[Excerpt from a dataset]

====

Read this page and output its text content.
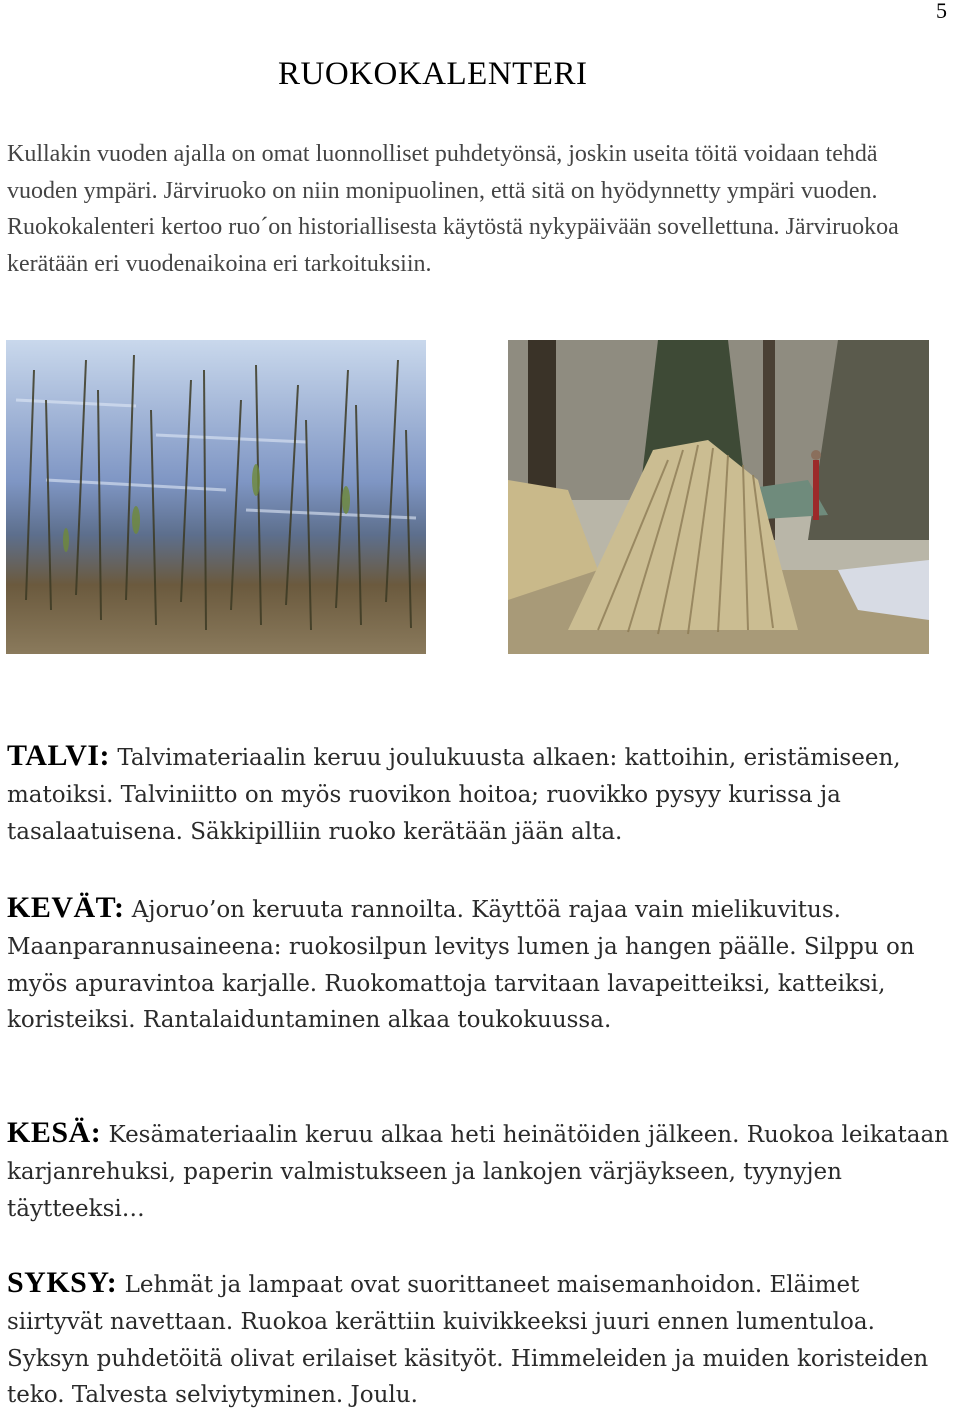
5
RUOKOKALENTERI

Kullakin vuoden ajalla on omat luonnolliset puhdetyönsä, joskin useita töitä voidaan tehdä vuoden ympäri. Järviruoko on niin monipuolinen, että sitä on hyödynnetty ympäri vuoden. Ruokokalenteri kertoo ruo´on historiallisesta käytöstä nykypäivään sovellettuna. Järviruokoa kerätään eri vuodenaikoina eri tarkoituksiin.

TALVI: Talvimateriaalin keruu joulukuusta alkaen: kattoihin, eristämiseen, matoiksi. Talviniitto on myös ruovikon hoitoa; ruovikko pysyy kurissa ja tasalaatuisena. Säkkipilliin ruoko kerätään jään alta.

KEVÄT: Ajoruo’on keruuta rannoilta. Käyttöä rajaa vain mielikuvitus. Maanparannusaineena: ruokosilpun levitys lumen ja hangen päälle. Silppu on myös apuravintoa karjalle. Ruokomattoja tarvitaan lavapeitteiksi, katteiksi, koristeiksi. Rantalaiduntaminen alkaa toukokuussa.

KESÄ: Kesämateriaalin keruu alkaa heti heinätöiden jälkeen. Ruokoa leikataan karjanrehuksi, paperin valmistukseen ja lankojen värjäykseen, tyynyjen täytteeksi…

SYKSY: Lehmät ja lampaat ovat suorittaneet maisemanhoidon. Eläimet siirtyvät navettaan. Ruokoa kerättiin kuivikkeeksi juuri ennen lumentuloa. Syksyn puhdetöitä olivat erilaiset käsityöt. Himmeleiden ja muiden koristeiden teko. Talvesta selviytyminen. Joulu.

====

→ **GIVEN TASK**
Without the pictures, restate all of the entries above verbatim.

→ **REPLY TO THE EXERCISE**
Read this page and output its text content.
5
RUOKOKALENTERI

Kullakin vuoden ajalla on omat luonnolliset puhdetyönsä, joskin useita töitä voidaan tehdä vuoden ympäri. Järviruoko on niin monipuolinen, että sitä on hyödynnetty ympäri vuoden. Ruokokalenteri kertoo ruo´on historiallisesta käytöstä nykypäivään sovellettuna. Järviruokoa kerätään eri vuodenaikoina eri tarkoituksiin.

TALVI: Talvimateriaalin keruu joulukuusta alkaen: kattoihin, eristämiseen, matoiksi. Talviniitto on myös ruovikon hoitoa; ruovikko pysyy kurissa ja tasalaatuisena. Säkkipilliin ruoko kerätään jään alta.

KEVÄT: Ajoruo’on keruuta rannoilta. Käyttöä rajaa vain mielikuvitus. Maanparannusaineena: ruokosilpun levitys lumen ja hangen päälle. Silppu on myös apuravintoa karjalle. Ruokomattoja tarvitaan lavapeitteiksi, katteiksi, koristeiksi. Rantalaiduntaminen alkaa toukokuussa.

KESÄ: Kesämateriaalin keruu alkaa heti heinätöiden jälkeen. Ruokoa leikataan karjanrehuksi, paperin valmistukseen ja lankojen värjäykseen, tyynyjen täytteeksi…

SYKSY: Lehmät ja lampaat ovat suorittaneet maisemanhoidon. Eläimet siirtyvät navettaan. Ruokoa kerättiin kuivikkeeksi juuri ennen lumentuloa. Syksyn puhdetöitä olivat erilaiset käsityöt. Himmeleiden ja muiden koristeiden teko. Talvesta selviytyminen. Joulu.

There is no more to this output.